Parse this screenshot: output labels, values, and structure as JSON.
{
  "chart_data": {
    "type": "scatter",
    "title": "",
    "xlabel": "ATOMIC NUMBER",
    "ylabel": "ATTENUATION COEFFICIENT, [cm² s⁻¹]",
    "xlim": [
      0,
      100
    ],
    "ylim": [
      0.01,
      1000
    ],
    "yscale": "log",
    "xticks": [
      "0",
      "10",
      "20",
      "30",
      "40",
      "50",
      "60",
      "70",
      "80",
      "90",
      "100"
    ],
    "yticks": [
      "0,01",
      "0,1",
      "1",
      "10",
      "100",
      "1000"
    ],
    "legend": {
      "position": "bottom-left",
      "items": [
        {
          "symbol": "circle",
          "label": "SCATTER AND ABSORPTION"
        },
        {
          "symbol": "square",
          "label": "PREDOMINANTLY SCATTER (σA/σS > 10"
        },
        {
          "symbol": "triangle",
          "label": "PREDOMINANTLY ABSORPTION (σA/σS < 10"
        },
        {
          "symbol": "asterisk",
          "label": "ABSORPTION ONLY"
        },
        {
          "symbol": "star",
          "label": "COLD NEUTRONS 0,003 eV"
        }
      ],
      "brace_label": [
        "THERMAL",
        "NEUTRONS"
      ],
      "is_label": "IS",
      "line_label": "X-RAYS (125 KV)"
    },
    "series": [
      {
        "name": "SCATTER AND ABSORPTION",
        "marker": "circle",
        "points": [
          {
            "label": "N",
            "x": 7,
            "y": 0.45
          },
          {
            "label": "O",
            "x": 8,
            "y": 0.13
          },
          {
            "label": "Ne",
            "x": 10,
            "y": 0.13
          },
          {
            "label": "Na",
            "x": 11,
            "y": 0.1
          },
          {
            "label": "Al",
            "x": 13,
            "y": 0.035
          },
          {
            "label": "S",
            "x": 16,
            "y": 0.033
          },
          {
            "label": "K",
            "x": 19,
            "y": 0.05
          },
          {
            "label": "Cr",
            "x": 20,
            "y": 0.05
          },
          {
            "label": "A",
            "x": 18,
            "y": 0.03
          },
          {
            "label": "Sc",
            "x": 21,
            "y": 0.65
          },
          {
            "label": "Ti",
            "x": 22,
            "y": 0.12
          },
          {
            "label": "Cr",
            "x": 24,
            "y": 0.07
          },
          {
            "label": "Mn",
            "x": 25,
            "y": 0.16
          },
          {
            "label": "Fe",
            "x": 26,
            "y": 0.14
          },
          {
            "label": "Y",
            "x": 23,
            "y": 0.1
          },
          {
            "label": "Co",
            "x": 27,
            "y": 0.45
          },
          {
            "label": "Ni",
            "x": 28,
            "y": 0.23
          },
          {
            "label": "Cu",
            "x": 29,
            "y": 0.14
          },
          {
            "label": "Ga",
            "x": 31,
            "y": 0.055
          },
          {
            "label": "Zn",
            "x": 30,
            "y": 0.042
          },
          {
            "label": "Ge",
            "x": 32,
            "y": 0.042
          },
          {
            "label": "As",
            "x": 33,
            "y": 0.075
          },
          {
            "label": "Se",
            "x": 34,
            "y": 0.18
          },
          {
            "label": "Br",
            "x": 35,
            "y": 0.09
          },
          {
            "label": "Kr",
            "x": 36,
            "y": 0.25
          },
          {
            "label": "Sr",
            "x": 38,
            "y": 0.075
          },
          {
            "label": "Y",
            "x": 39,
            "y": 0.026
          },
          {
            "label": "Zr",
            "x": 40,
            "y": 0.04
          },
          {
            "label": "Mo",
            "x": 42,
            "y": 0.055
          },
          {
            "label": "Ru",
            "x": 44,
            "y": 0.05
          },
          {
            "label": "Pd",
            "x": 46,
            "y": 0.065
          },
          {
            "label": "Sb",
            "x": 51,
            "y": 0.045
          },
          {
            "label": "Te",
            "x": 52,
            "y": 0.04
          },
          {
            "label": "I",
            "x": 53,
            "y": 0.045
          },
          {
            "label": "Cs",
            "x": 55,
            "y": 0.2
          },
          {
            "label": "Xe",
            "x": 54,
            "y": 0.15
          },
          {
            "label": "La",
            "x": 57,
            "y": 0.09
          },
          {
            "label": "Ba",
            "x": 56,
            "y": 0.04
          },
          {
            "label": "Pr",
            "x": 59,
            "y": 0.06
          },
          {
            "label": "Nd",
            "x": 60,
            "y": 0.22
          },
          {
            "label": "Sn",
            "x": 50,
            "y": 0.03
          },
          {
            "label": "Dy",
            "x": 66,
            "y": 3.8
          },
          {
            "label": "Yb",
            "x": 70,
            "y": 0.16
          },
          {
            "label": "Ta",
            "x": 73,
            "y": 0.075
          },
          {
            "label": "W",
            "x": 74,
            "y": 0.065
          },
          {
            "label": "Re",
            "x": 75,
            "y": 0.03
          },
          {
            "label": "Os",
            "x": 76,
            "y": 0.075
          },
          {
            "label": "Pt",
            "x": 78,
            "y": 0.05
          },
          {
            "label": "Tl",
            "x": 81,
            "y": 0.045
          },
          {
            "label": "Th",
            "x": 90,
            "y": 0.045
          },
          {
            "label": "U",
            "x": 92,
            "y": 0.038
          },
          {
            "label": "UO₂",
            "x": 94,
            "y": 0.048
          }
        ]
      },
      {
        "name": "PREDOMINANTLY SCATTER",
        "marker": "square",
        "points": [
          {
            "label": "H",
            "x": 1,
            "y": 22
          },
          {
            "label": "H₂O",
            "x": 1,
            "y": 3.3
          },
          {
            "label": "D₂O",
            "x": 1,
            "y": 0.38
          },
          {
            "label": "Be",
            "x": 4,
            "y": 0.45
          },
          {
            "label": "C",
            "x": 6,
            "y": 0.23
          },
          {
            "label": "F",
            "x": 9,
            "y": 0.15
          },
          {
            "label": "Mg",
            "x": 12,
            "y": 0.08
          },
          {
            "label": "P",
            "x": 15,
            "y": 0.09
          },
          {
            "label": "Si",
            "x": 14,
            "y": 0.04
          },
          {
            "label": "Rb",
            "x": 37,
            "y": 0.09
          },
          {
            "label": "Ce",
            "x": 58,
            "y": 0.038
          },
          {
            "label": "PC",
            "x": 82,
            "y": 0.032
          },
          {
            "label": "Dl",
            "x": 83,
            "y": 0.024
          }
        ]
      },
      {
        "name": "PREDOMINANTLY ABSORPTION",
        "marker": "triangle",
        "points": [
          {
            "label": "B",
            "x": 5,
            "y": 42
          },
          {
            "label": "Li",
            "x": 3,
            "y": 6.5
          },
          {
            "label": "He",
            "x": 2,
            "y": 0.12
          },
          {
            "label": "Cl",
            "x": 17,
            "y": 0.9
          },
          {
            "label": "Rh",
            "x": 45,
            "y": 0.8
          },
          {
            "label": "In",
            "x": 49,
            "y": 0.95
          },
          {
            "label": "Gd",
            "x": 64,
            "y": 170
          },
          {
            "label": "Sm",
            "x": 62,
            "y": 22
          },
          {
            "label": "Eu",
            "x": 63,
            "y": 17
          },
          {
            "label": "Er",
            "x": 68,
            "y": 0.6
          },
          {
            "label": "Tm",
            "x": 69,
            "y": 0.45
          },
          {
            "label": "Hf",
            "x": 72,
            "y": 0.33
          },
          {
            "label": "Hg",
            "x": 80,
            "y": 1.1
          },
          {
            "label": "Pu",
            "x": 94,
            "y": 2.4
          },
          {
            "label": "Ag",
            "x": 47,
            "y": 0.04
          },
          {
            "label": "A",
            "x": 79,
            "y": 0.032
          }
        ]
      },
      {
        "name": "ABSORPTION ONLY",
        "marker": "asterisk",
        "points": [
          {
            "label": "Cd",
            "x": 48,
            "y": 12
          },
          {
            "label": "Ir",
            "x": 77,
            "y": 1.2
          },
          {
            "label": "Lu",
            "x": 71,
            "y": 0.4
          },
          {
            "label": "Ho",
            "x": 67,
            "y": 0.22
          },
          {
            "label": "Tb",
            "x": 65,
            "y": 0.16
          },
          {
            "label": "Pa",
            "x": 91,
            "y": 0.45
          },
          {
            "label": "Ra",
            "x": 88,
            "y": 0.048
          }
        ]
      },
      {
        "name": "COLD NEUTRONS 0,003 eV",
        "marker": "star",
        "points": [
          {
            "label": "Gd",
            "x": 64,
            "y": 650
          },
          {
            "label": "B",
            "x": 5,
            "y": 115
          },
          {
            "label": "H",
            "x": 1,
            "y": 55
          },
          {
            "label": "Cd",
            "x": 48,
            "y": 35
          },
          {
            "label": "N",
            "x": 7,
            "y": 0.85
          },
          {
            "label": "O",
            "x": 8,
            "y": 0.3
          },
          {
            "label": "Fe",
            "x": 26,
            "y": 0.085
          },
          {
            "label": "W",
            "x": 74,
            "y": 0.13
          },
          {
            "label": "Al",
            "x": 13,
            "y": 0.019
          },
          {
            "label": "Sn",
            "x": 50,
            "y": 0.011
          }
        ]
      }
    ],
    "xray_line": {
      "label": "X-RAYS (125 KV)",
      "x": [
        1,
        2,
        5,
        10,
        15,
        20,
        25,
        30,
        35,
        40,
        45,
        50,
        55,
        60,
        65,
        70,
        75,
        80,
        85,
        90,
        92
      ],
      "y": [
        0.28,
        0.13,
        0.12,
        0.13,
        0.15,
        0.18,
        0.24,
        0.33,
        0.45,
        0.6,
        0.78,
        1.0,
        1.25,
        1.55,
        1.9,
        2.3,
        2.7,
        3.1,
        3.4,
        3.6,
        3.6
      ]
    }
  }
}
-- -- --
> [STATED EXERCISE]
Copy all lines in the listing above where the string "COLD" appears.

> [RESPONSE]
          "label": "COLD NEUTRONS 0,003 eV"
        "name": "COLD NEUTRONS 0,003 eV",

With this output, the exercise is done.